● **Raw records**:

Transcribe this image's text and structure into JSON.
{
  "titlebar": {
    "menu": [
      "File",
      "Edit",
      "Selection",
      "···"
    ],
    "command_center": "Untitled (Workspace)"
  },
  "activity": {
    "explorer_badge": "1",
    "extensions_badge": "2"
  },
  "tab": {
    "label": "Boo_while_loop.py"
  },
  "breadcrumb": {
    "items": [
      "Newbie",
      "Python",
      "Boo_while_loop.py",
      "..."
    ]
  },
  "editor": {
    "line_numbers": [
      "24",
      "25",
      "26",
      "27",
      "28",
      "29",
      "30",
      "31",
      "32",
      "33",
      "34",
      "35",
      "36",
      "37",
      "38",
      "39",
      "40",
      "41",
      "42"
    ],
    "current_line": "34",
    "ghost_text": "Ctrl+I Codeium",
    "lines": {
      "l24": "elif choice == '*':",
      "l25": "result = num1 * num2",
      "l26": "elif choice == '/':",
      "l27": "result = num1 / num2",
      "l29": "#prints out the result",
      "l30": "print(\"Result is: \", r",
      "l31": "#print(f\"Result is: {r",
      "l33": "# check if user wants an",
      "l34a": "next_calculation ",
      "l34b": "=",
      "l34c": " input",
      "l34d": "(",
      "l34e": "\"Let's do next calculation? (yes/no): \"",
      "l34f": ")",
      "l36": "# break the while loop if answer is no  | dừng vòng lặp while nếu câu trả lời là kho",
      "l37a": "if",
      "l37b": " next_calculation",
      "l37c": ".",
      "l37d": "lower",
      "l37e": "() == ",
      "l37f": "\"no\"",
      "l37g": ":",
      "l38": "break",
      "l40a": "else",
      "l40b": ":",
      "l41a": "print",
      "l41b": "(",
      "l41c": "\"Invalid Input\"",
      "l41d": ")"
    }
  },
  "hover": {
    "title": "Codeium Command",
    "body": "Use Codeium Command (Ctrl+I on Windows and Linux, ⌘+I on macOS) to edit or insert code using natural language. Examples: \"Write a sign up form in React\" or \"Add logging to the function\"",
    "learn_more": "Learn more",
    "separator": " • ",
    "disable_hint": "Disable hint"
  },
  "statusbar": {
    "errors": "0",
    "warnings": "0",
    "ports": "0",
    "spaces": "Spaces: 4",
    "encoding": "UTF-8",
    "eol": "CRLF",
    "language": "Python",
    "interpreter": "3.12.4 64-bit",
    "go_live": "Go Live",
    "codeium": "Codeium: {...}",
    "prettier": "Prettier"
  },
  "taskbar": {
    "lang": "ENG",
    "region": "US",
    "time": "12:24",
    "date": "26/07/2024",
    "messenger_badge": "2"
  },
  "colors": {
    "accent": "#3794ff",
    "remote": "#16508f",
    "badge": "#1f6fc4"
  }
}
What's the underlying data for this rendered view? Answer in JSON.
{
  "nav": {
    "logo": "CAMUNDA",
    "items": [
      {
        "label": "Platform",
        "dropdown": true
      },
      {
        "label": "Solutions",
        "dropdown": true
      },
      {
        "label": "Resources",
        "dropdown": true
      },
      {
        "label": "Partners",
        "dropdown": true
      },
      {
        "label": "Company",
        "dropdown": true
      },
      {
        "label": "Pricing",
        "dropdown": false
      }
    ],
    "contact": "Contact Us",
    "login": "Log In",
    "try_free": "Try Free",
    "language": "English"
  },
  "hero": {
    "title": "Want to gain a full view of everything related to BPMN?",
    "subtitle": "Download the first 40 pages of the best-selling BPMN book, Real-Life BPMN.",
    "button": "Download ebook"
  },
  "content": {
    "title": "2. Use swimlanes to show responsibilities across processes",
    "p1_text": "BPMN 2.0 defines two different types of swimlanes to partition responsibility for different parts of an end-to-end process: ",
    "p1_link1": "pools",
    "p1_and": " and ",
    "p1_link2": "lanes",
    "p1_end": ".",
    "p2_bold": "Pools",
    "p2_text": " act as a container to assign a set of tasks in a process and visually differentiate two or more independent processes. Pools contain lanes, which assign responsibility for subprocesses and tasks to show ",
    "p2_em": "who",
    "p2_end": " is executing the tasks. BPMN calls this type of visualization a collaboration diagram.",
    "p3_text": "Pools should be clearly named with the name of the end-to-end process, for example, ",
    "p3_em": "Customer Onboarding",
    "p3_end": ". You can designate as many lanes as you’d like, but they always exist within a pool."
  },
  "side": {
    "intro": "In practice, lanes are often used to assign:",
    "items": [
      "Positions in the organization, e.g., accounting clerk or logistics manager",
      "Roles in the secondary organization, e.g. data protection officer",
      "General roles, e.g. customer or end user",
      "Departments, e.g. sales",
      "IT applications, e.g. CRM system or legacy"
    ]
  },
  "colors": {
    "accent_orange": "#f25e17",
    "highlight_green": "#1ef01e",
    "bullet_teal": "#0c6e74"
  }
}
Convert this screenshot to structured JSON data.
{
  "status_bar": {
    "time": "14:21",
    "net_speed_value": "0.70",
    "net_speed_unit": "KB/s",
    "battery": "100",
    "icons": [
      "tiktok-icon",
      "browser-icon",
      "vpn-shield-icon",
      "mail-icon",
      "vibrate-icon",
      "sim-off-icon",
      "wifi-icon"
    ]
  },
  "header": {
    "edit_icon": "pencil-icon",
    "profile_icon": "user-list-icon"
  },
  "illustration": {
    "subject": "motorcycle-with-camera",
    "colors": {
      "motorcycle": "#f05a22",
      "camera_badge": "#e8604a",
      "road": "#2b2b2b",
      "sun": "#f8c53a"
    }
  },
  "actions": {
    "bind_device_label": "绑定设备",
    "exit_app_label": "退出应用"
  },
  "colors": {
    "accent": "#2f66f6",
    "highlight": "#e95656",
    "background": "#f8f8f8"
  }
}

● **YOUR TASK**: Quote the lines of the listing above that run from the line with "Convert this screenshot" through its last line, both included, and nothing else.

● **RESPONSE TO THIS TASK**:
Convert this screenshot to structured JSON data.
{
  "status_bar": {
    "time": "14:21",
    "net_speed_value": "0.70",
    "net_speed_unit": "KB/s",
    "battery": "100",
    "icons": [
      "tiktok-icon",
      "browser-icon",
      "vpn-shield-icon",
      "mail-icon",
      "vibrate-icon",
      "sim-off-icon",
      "wifi-icon"
    ]
  },
  "header": {
    "edit_icon": "pencil-icon",
    "profile_icon": "user-list-icon"
  },
  "illustration": {
    "subject": "motorcycle-with-camera",
    "colors": {
      "motorcycle": "#f05a22",
      "camera_badge": "#e8604a",
      "road": "#2b2b2b",
      "sun": "#f8c53a"
    }
  },
  "actions": {
    "bind_device_label": "绑定设备",
    "exit_app_label": "退出应用"
  },
  "colors": {
    "accent": "#2f66f6",
    "highlight": "#e95656",
    "background": "#f8f8f8"
  }
}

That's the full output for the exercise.